**What you need to do:** Below is a block of records. Copy every line in it that contains the word "山东电力工程咨询院有限公司".
-- Start Working data --
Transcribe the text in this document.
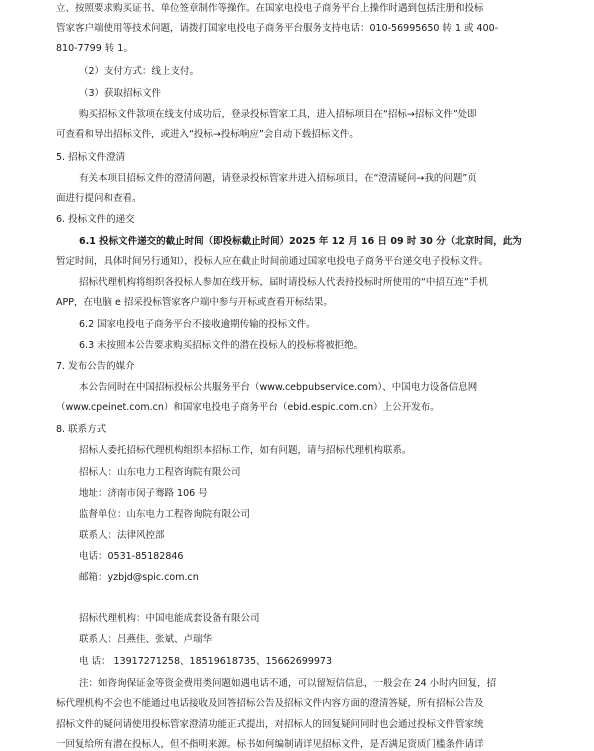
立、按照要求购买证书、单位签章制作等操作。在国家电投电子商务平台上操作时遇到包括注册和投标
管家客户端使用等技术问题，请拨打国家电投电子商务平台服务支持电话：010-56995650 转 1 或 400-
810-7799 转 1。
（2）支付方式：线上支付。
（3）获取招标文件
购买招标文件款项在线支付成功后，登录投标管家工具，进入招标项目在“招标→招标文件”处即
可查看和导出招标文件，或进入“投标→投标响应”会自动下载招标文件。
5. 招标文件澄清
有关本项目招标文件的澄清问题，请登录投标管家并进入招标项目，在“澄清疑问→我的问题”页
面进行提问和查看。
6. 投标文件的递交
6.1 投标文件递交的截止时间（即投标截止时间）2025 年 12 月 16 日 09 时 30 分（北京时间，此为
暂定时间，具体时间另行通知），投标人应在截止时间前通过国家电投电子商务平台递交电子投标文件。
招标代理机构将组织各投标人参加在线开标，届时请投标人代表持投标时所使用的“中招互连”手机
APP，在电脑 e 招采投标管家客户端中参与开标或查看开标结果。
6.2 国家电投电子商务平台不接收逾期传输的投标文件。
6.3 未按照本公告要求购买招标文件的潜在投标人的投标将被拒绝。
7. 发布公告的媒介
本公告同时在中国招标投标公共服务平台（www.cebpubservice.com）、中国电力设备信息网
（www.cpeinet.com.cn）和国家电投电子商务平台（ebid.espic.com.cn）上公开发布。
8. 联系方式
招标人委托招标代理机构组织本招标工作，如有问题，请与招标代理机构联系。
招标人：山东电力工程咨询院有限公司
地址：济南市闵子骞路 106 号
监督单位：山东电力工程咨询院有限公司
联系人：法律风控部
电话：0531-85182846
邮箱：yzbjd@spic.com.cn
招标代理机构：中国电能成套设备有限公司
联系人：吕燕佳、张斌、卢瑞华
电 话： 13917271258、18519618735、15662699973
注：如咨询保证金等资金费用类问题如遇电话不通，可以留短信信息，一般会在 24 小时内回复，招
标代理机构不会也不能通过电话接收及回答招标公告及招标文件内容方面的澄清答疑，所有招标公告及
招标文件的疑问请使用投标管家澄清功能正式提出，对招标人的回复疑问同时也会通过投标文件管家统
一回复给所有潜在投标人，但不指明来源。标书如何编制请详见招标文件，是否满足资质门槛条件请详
-- End Working data --
**Output:**
招标人：山东电力工程咨询院有限公司
监督单位：山东电力工程咨询院有限公司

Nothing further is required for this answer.